Task requirements
Return the entire forum thread about the Excel #SPILL! error verbatim.

Extracted text
○ ○ ○

Need help with #SPILL! issue

Copper Contributor

Hello all, I am trying to do my home work and even after following the instructions in the book for the practice problem I am having an error that I don't know how to fix. I was hoping that some one could look at it and let me know what I did wrong.... Thanks :) 

 

Any help would be apricated. :) 

LeAnna

5 Replies

@nightstar73 

You missed the @ sign. It refers to the current row.

=IF(OR([@Store]="Bonham",[@Store]="Graham"),[@[Current Salary]]*0.035,[@[Current Salary]]*0.025)

 

@nightstar73 

If you really want to use spilt dynamic arrays, the calculation has to be performed externally to the table because tables and multi-cell DA are not compatible. The formula

= IF(
  (EmployeeTbl[Store]="Bonham")+(EmployeeTbl[Store]="Graham"),
   EmployeeTbl[Current Salary] * 0.035,
   EmployeeTbl[Current Salary] * 0.025 )

shows a number of changes.  The references to the Table are now full column references and the Boolean OR function becomes a numeric + (plus) operation.

@nightstar73 

As a comment, this block, as entire related university course was designed for Excel 2016. If follow instructions like this

image.png

it works in Excel which doesn't support dynamic arrays (2016, 2019). More modern Excel on subscription model (365) requires more careful building of formulas, in this case as @Detlef Lewin suggested. At the same time it gives more possibilities, with next course on dynamic arrays you may use @Peter Bartholomew advice.

○ ○ ○

[Records in a dataset]
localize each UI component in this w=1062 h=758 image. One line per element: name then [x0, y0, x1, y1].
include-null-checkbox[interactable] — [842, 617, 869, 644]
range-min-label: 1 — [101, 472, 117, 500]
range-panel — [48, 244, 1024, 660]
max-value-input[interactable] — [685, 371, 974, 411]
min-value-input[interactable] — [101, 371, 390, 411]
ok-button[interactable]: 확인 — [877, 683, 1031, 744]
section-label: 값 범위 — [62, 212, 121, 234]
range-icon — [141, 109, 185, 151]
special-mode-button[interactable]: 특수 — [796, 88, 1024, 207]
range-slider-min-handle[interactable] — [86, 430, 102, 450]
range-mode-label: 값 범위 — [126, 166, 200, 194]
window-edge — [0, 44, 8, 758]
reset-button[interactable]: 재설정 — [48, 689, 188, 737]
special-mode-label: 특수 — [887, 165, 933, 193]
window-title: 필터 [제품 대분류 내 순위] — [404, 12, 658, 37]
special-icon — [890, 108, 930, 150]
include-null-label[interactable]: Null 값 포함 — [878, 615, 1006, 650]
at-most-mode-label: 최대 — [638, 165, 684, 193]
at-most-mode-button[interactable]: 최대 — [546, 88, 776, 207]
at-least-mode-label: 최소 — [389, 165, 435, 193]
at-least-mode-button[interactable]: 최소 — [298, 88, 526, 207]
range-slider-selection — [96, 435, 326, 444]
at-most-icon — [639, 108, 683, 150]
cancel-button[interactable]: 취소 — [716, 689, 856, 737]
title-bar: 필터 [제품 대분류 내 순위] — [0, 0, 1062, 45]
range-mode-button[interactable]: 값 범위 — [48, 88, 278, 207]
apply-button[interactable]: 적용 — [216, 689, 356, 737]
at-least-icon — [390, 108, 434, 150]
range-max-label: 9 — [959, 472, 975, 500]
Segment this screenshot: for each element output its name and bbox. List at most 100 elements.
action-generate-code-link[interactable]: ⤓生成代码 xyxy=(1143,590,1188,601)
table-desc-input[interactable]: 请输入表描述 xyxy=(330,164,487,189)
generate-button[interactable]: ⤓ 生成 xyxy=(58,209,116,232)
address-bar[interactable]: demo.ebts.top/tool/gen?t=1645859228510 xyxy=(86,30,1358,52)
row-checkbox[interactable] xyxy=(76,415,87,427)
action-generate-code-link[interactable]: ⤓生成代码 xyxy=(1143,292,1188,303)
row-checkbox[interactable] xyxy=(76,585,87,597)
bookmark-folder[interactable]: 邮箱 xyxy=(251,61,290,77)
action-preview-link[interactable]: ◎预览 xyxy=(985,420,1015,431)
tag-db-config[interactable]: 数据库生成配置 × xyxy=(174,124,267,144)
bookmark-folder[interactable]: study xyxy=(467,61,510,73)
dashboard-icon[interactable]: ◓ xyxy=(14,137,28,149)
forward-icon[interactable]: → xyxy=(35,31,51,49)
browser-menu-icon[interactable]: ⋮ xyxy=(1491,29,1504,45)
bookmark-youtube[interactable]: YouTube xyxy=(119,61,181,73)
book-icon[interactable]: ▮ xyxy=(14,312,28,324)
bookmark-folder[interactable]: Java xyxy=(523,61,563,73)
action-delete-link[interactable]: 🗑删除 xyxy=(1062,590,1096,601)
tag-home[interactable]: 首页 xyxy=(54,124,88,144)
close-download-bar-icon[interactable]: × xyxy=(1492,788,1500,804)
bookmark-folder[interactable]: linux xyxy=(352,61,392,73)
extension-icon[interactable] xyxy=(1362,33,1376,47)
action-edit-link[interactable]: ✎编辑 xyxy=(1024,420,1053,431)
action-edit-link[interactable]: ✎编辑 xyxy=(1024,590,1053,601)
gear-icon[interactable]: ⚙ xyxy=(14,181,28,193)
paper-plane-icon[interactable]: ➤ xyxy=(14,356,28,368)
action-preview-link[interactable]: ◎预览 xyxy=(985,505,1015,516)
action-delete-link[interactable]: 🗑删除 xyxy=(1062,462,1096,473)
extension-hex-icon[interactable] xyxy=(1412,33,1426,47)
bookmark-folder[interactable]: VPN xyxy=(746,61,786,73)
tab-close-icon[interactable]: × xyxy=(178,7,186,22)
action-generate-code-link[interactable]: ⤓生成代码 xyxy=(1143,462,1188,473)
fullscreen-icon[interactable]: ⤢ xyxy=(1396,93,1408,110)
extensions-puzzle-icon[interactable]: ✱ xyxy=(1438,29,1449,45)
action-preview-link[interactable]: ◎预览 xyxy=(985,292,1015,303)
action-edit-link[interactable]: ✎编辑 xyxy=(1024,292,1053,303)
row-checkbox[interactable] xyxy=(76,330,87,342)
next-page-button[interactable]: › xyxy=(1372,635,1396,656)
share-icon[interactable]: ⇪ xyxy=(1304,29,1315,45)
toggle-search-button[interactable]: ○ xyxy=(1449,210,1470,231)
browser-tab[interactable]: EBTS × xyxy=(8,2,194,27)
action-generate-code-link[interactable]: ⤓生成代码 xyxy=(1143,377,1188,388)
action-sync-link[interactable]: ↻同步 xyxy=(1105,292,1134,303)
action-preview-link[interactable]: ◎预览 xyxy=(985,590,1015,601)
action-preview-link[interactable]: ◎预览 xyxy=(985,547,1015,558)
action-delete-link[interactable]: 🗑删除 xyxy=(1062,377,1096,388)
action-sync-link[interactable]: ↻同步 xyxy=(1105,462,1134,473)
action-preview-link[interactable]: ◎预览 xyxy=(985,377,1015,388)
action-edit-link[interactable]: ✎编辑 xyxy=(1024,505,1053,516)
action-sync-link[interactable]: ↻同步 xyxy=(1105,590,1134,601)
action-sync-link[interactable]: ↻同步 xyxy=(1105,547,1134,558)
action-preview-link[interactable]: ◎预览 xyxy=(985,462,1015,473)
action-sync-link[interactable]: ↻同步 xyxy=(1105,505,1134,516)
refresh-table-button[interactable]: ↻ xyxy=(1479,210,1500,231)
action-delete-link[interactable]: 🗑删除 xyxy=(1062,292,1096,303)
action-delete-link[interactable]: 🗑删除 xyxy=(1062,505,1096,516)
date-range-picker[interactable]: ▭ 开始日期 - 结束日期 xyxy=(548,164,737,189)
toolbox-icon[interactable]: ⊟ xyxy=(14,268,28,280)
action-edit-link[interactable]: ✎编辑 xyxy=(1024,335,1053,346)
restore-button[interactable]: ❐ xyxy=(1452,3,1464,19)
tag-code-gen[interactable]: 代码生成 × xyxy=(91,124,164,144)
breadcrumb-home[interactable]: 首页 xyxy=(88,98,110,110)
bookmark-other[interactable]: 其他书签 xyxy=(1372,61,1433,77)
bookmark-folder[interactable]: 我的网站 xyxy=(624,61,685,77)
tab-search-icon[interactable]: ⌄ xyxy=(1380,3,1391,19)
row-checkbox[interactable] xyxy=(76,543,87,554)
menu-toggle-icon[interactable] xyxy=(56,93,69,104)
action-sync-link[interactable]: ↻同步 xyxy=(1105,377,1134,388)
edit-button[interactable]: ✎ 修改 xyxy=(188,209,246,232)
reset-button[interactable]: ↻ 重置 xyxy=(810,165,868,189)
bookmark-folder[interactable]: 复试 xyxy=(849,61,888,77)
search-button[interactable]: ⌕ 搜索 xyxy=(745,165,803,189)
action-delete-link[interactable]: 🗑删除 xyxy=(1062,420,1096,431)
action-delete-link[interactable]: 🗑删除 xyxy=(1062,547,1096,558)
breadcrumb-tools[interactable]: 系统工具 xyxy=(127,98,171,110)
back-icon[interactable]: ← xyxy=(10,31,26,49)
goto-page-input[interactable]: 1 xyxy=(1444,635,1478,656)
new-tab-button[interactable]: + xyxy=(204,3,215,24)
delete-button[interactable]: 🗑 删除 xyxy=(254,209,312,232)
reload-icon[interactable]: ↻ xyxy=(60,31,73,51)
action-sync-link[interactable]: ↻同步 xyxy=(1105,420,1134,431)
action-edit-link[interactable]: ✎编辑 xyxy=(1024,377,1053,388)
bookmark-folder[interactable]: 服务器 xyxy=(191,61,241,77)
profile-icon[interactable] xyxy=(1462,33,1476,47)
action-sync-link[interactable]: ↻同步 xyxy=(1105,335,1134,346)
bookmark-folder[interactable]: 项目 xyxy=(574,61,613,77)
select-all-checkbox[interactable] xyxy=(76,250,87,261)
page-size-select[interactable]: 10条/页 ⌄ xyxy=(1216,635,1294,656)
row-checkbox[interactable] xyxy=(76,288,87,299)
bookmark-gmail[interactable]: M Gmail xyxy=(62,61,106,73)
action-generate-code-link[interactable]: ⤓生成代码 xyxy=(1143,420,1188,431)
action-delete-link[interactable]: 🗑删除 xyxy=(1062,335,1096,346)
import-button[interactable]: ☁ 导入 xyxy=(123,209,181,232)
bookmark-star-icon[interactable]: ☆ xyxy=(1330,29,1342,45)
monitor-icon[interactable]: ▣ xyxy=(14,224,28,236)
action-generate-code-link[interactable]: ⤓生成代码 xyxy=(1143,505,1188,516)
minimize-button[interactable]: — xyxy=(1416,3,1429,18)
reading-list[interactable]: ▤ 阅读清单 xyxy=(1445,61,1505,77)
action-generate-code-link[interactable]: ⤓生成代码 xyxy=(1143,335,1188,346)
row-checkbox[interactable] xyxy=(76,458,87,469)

○ ○ ○

Written answer
Need help with #SPILL! issue

Copper Contributor

Hello all, I am trying to do my home work and even after following the instructions in the book for the practice problem I am having an error that I don't know how to fix. I was hoping that some one could look at it and let me know what I did wrong.... Thanks :) 

 

Any help would be apricated. :) 

LeAnna

5 Replies

@nightstar73 

You missed the @ sign. It refers to the current row.

=IF(OR([@Store]="Bonham",[@Store]="Graham"),[@[Current Salary]]*0.035,[@[Current Salary]]*0.025)

 

@nightstar73 

If you really want to use spilt dynamic arrays, the calculation has to be performed externally to the table because tables and multi-cell DA are not compatible. The formula

= IF(
  (EmployeeTbl[Store]="Bonham")+(EmployeeTbl[Store]="Graham"),
   EmployeeTbl[Current Salary] * 0.035,
   EmployeeTbl[Current Salary] * 0.025 )

shows a number of changes.  The references to the Table are now full column references and the Boolean OR function becomes a numeric + (plus) operation.

@nightstar73 

As a comment, this block, as entire related university course was designed for Excel 2016. If follow instructions like this

image.png

it works in Excel which doesn't support dynamic arrays (2016, 2019). More modern Excel on subscription model (365) requires more careful building of formulas, in this case as @Detlef Lewin suggested. At the same time it gives more possibilities, with next course on dynamic arrays you may use @Peter Bartholomew advice.